## EXERCISE PROMPT:
Pictures aside, quote the whole listing exactly.

[A block of data]
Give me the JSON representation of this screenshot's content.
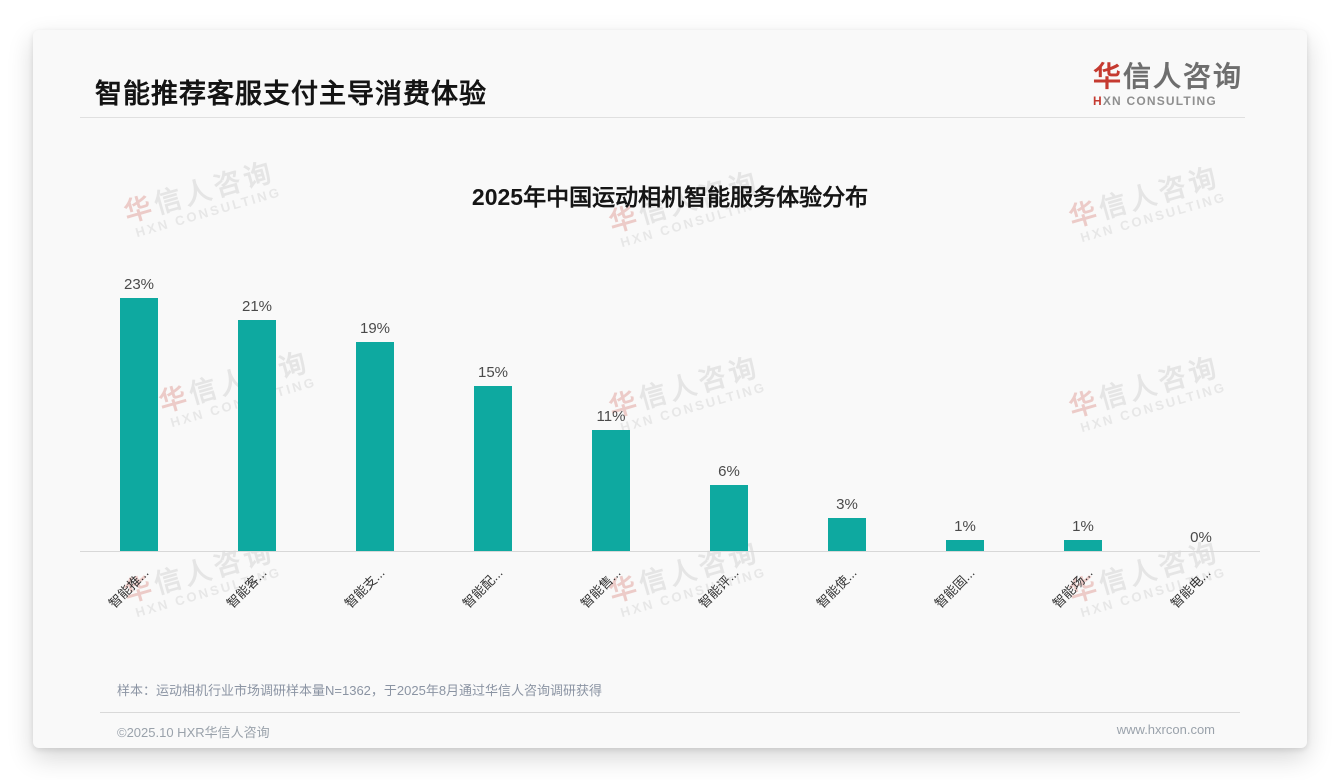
{
  "page": {
    "title": "智能推荐客服支付主导消费体验",
    "logo": {
      "cn_first": "华",
      "cn_rest": "信人咨询",
      "en_first": "H",
      "en_rest": "XN CONSULTING"
    },
    "note": "样本：运动相机行业市场调研样本量N=1362，于2025年8月通过华信人咨询调研获得",
    "footer_left": "©2025.10 HXR华信人咨询",
    "footer_right": "www.hxrcon.com"
  },
  "watermark": {
    "cn_first": "华",
    "cn_rest": "信人咨询",
    "en": "HXN CONSULTING"
  },
  "chart_data": {
    "type": "bar",
    "title": "2025年中国运动相机智能服务体验分布",
    "categories": [
      "智能推...",
      "智能客...",
      "智能支...",
      "智能配...",
      "智能售...",
      "智能评...",
      "智能使...",
      "智能固...",
      "智能场...",
      "智能电..."
    ],
    "values": [
      23,
      21,
      19,
      15,
      11,
      6,
      3,
      1,
      1,
      0
    ],
    "value_labels": [
      "23%",
      "21%",
      "19%",
      "15%",
      "11%",
      "6%",
      "3%",
      "1%",
      "1%",
      "0%"
    ],
    "unit": "%",
    "bar_color": "#0EA9A0",
    "ylim": [
      0,
      25
    ],
    "grid": false,
    "legend": null,
    "xlabel": "",
    "ylabel": ""
  }
}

## RESPONSE:
Give me the JSON representation of this screenshot's content.
{
  "page": {
    "title": "智能推荐客服支付主导消费体验",
    "logo": {
      "cn_first": "华",
      "cn_rest": "信人咨询",
      "en_first": "H",
      "en_rest": "XN CONSULTING"
    },
    "note": "样本：运动相机行业市场调研样本量N=1362，于2025年8月通过华信人咨询调研获得",
    "footer_left": "©2025.10 HXR华信人咨询",
    "footer_right": "www.hxrcon.com"
  },
  "watermark": {
    "cn_first": "华",
    "cn_rest": "信人咨询",
    "en": "HXN CONSULTING"
  },
  "chart_data": {
    "type": "bar",
    "title": "2025年中国运动相机智能服务体验分布",
    "categories": [
      "智能推...",
      "智能客...",
      "智能支...",
      "智能配...",
      "智能售...",
      "智能评...",
      "智能使...",
      "智能固...",
      "智能场...",
      "智能电..."
    ],
    "values": [
      23,
      21,
      19,
      15,
      11,
      6,
      3,
      1,
      1,
      0
    ],
    "value_labels": [
      "23%",
      "21%",
      "19%",
      "15%",
      "11%",
      "6%",
      "3%",
      "1%",
      "1%",
      "0%"
    ],
    "unit": "%",
    "bar_color": "#0EA9A0",
    "ylim": [
      0,
      25
    ],
    "grid": false,
    "legend": null,
    "xlabel": "",
    "ylabel": ""
  }
}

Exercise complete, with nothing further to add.